Start DATA SUPPLIED

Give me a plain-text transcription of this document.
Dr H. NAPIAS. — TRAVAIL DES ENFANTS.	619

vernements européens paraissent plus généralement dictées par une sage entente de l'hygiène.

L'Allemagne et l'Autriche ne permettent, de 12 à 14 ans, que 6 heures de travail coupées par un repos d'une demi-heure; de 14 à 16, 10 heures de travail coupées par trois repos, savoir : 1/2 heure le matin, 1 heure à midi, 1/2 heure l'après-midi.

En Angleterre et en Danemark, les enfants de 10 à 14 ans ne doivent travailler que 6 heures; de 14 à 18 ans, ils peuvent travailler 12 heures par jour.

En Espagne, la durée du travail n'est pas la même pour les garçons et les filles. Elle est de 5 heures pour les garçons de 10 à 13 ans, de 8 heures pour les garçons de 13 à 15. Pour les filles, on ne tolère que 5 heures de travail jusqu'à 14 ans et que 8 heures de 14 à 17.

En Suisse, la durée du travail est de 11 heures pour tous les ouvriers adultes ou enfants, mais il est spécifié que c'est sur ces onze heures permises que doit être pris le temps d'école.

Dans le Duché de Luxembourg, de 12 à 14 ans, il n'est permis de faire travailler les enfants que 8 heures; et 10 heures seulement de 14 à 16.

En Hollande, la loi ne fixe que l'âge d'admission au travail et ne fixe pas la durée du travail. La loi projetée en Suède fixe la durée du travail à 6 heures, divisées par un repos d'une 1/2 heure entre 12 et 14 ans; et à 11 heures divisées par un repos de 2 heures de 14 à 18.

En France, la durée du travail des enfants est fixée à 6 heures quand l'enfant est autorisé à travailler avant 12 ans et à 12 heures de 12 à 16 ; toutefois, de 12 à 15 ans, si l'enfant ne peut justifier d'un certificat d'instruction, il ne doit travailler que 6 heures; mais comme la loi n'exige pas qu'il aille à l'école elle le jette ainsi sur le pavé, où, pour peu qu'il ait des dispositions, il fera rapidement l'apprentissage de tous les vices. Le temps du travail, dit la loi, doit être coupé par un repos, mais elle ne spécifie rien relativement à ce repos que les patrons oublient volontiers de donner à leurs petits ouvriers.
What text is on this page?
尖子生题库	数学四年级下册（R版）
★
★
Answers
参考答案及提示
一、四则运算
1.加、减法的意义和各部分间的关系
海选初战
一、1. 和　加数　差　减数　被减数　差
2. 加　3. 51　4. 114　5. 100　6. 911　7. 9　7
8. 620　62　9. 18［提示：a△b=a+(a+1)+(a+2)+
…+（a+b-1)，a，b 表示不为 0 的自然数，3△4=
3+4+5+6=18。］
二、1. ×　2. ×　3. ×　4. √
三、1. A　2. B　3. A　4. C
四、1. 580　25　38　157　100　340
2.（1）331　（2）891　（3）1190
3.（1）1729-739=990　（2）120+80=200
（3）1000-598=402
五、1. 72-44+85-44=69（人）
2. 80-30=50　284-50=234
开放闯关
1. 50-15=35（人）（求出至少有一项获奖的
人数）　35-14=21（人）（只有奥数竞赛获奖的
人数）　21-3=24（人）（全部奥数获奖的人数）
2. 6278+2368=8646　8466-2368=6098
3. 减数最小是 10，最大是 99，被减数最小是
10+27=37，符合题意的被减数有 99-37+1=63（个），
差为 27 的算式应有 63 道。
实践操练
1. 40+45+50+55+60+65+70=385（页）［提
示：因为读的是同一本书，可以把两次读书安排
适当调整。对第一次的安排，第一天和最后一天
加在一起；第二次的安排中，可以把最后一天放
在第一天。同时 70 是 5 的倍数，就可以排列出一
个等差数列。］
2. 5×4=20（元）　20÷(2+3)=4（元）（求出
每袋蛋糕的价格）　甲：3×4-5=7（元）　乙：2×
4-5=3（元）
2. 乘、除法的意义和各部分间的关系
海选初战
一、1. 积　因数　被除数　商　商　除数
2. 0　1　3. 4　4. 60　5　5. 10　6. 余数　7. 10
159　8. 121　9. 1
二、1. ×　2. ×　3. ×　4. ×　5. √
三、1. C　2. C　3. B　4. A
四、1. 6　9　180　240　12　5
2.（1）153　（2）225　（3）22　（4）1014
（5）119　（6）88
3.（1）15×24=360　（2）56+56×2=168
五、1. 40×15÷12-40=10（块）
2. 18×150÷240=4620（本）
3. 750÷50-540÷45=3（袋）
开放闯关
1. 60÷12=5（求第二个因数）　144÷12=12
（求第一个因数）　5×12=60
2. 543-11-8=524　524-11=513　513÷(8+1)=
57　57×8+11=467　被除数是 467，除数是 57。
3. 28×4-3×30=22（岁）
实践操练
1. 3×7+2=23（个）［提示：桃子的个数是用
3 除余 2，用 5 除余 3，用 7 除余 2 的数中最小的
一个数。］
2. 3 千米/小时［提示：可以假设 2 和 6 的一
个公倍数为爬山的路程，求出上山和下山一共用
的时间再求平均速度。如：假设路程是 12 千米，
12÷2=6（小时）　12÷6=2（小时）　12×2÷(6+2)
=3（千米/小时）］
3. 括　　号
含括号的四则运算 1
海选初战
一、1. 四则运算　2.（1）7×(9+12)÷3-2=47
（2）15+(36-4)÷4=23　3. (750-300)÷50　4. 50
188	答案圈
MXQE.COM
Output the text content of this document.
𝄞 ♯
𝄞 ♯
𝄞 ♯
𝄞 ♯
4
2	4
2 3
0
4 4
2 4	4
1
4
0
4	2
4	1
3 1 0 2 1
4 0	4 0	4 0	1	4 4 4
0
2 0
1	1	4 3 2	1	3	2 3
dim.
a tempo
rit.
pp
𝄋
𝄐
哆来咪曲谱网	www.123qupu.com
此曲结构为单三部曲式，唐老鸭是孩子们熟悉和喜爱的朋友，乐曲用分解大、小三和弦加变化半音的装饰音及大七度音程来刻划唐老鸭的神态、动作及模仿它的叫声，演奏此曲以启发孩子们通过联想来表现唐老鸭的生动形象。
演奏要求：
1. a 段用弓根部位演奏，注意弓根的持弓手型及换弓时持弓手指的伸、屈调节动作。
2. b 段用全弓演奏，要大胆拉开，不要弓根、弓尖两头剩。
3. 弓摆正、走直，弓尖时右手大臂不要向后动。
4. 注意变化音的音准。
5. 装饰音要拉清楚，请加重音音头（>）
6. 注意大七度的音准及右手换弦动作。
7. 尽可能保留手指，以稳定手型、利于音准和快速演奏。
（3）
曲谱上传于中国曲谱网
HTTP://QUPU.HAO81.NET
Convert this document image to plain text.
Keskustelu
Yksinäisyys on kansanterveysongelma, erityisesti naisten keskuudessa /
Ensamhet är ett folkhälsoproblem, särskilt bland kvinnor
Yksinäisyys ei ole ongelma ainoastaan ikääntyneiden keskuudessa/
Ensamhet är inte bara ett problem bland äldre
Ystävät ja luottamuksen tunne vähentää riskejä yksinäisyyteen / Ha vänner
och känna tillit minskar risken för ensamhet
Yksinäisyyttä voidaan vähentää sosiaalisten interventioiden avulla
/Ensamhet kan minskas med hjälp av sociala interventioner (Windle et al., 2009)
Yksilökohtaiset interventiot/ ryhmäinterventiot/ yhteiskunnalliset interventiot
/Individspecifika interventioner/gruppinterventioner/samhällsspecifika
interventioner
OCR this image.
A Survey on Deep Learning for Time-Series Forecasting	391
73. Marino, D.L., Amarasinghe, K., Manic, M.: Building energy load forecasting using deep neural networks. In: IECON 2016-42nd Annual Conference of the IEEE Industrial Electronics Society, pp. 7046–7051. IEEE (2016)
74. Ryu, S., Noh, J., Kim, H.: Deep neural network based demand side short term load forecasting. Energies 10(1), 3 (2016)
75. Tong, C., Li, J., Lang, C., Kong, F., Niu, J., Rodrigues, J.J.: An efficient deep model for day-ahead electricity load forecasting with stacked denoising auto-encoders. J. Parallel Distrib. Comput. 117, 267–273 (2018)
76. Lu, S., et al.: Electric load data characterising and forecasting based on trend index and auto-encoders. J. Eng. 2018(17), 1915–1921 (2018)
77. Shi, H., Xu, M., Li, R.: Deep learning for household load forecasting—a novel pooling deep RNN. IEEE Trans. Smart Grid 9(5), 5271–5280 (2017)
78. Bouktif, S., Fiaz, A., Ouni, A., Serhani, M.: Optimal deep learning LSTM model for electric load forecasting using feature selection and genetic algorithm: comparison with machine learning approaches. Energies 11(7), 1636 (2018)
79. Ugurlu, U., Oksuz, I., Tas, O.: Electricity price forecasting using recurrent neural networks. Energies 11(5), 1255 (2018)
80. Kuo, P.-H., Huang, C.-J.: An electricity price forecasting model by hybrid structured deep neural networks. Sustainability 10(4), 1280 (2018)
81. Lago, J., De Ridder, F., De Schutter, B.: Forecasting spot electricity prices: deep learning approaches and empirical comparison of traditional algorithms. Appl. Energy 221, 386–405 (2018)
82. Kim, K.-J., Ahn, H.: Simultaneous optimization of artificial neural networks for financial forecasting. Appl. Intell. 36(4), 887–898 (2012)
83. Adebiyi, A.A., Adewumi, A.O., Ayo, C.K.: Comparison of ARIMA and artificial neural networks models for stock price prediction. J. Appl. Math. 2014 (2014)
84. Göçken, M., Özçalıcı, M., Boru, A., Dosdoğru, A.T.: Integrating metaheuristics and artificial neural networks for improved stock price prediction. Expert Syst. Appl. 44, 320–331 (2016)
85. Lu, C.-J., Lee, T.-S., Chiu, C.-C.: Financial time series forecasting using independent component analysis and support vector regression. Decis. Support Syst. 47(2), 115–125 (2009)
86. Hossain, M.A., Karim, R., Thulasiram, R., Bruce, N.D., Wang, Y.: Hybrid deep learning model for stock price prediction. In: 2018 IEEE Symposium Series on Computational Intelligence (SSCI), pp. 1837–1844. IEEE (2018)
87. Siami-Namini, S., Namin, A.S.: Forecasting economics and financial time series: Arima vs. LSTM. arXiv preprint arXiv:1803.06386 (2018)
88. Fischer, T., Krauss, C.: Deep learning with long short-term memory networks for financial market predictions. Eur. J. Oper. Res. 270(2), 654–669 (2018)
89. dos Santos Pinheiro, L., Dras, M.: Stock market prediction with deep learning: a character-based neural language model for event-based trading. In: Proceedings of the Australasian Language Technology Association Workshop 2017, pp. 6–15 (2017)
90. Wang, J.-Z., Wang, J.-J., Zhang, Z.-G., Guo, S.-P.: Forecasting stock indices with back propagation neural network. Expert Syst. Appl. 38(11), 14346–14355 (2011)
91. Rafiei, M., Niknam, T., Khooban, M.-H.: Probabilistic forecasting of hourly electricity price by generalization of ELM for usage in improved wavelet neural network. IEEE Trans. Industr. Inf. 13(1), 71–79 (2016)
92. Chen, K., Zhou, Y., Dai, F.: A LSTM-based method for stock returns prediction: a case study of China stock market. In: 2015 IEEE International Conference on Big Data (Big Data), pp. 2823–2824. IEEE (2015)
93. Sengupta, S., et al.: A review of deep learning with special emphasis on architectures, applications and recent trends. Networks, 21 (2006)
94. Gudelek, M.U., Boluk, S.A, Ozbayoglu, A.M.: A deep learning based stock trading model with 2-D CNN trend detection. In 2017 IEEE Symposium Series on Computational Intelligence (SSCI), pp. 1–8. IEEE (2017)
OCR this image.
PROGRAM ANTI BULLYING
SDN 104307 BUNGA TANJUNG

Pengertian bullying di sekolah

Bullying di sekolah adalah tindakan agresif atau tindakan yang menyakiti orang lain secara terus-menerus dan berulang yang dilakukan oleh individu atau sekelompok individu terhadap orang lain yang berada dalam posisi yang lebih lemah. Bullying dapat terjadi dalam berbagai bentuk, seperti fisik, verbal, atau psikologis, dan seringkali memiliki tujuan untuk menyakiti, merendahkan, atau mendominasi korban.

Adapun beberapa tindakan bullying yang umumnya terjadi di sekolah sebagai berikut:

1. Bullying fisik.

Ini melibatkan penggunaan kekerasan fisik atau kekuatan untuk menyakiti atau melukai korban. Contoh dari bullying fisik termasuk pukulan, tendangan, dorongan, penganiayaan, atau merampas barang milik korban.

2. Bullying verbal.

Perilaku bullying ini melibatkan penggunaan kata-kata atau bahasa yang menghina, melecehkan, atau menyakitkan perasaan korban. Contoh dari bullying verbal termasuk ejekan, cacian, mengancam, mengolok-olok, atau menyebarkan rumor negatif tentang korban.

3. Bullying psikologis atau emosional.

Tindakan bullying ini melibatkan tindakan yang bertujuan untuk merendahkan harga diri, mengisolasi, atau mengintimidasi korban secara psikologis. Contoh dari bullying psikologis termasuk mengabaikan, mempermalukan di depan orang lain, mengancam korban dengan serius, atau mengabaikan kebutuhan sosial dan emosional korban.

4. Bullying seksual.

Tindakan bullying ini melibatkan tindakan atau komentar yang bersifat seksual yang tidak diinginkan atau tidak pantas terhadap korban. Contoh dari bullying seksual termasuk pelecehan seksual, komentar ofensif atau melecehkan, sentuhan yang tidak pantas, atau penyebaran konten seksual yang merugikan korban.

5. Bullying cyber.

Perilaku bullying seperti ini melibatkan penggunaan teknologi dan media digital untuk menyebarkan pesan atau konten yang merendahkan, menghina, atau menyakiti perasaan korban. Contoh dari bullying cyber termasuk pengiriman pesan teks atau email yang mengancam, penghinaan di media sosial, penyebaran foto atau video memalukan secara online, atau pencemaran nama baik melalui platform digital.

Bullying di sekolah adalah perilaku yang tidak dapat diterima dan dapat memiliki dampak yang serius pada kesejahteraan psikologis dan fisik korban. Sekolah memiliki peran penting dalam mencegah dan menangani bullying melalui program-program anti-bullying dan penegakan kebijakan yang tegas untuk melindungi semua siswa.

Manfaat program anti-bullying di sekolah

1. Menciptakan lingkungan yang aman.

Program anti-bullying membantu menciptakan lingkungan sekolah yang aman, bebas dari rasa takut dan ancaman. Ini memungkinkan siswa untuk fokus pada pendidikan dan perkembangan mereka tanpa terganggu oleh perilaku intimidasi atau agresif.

End DATA SUPPLIED

**EXERCISE REQUIREMENTS**
Using the material above, copy every line in which the string "interventioner" occurs.

**REPLY**
/Ensamhet kan minskas med hjälp av sociala interventioner (Windle et al., 2009)
/Individspecifika interventioner/gruppinterventioner/samhällsspecifika
interventioner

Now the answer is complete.